EXERCISE DETAILS: Starting at the line that has "where is each" and stopping after the line that has "chevron-down-icon[interactable]: ▼ [350, 104, 370, 126]", reproduce that stretch of the material with "Fluorescence" swapped for "Luminescence" and nothing else changed. Leave the pictures out of your answer.

RECORDS TO USE:
□ □ □

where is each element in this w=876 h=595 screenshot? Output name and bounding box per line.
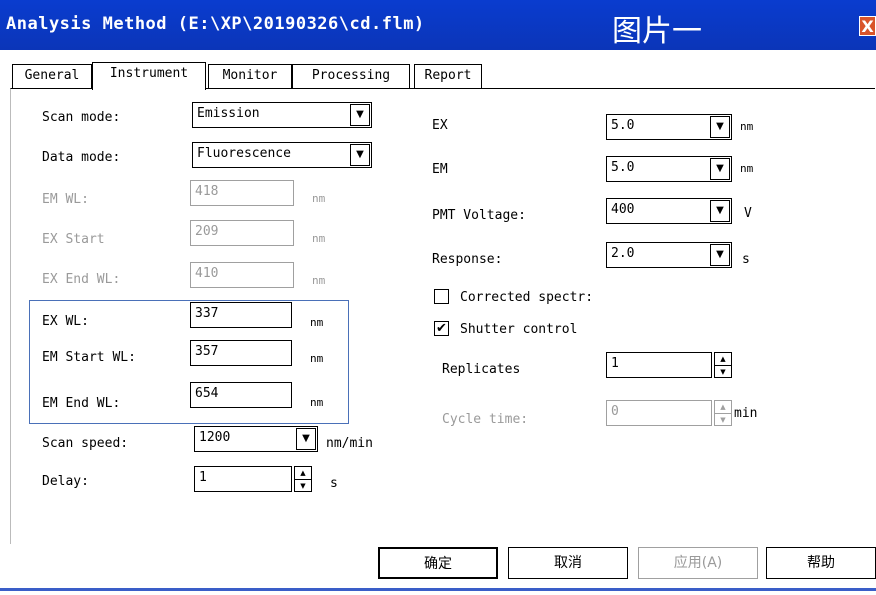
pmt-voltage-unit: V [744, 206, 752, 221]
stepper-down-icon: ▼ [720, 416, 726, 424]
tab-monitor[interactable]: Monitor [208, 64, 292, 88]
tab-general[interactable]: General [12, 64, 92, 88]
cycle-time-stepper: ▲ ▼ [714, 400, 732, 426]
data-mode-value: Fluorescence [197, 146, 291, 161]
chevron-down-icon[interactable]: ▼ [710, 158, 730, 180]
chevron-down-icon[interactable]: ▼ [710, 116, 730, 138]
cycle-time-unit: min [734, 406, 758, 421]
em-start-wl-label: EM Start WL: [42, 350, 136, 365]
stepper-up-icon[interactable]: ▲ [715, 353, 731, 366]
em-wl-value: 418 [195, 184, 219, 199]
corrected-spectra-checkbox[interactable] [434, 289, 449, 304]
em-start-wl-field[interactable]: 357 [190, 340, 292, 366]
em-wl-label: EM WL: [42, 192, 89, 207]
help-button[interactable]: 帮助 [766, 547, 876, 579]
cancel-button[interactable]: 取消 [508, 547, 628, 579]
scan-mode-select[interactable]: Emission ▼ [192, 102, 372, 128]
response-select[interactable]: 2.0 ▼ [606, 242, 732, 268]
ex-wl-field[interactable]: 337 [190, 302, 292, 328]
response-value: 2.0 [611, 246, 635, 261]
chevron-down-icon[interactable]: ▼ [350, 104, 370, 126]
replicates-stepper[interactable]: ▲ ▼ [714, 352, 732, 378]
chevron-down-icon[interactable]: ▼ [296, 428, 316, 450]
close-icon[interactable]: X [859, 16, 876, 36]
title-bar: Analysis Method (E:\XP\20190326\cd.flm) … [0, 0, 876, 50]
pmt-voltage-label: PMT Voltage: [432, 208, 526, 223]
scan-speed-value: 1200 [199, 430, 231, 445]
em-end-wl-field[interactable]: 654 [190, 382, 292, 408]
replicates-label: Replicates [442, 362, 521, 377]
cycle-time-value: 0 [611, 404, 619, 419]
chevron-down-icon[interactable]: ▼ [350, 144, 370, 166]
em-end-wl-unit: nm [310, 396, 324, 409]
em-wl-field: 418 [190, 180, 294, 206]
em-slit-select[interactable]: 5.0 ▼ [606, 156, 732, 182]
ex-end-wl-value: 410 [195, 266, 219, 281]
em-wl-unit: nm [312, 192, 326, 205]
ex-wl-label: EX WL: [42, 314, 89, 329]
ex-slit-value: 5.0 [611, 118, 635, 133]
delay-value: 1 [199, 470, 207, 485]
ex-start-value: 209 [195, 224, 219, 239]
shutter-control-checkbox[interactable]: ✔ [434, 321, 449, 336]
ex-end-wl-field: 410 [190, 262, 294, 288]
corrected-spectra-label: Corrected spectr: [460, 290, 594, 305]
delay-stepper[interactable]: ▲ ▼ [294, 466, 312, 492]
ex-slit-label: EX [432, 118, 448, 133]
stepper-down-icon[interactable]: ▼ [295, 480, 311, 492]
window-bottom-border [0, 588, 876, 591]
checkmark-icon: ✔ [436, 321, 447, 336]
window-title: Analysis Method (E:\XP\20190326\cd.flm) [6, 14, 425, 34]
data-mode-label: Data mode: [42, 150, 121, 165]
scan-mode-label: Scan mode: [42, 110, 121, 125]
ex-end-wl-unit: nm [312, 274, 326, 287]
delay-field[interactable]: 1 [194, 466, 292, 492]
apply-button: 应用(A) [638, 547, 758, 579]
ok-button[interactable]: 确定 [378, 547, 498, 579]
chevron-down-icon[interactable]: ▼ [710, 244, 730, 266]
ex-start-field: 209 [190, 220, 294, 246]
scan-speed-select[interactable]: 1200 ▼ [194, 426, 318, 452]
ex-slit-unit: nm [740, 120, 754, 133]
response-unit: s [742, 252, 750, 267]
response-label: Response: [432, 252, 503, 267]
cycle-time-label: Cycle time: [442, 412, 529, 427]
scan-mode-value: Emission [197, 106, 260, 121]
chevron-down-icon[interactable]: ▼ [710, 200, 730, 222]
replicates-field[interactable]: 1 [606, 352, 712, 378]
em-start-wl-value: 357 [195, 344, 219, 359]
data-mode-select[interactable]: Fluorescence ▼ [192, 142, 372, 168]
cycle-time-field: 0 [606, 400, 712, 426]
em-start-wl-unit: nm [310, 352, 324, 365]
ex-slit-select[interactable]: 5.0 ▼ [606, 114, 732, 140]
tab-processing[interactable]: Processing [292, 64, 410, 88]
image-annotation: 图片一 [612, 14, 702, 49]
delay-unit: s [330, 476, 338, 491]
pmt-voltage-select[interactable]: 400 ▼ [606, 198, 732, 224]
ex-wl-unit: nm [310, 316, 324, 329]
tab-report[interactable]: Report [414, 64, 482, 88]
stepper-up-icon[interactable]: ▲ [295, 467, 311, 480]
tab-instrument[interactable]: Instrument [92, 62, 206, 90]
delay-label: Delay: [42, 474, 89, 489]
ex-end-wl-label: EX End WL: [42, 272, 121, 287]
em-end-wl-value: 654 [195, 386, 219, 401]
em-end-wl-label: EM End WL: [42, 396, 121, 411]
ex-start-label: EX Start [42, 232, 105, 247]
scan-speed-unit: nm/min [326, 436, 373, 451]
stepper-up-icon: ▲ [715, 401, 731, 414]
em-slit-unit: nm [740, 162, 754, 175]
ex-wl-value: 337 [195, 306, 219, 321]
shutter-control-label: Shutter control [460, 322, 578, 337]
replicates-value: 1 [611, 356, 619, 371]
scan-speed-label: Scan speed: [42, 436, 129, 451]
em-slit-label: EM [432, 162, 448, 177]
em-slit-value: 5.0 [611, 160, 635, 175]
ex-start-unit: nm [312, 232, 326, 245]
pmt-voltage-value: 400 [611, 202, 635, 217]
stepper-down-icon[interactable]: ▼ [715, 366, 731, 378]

□ □ □

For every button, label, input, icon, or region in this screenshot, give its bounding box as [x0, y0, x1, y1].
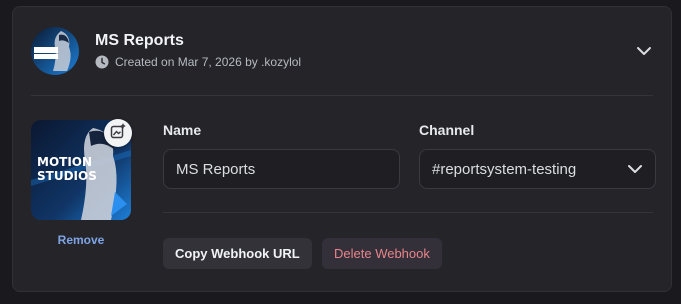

□ □ □

RESULT OF THIS TASK:
where is each element in this w=876 h=595 screenshot? Output name and bounding box per line.
pmt-voltage-unit: V [744, 206, 752, 221]
stepper-down-icon: ▼ [720, 416, 726, 424]
tab-monitor[interactable]: Monitor [208, 64, 292, 88]
tab-general[interactable]: General [12, 64, 92, 88]
cycle-time-stepper: ▲ ▼ [714, 400, 732, 426]
data-mode-value: Luminescence [197, 146, 291, 161]
chevron-down-icon[interactable]: ▼ [710, 158, 730, 180]
chevron-down-icon[interactable]: ▼ [710, 116, 730, 138]
cycle-time-unit: min [734, 406, 758, 421]
em-start-wl-label: EM Start WL: [42, 350, 136, 365]
stepper-up-icon[interactable]: ▲ [715, 353, 731, 366]
em-wl-value: 418 [195, 184, 219, 199]
corrected-spectra-checkbox[interactable] [434, 289, 449, 304]
em-start-wl-field[interactable]: 357 [190, 340, 292, 366]
em-wl-label: EM WL: [42, 192, 89, 207]
help-button[interactable]: 帮助 [766, 547, 876, 579]
cancel-button[interactable]: 取消 [508, 547, 628, 579]
scan-mode-select[interactable]: Emission ▼ [192, 102, 372, 128]
response-select[interactable]: 2.0 ▼ [606, 242, 732, 268]
ex-wl-field[interactable]: 337 [190, 302, 292, 328]
response-value: 2.0 [611, 246, 635, 261]
chevron-down-icon[interactable]: ▼ [350, 104, 370, 126]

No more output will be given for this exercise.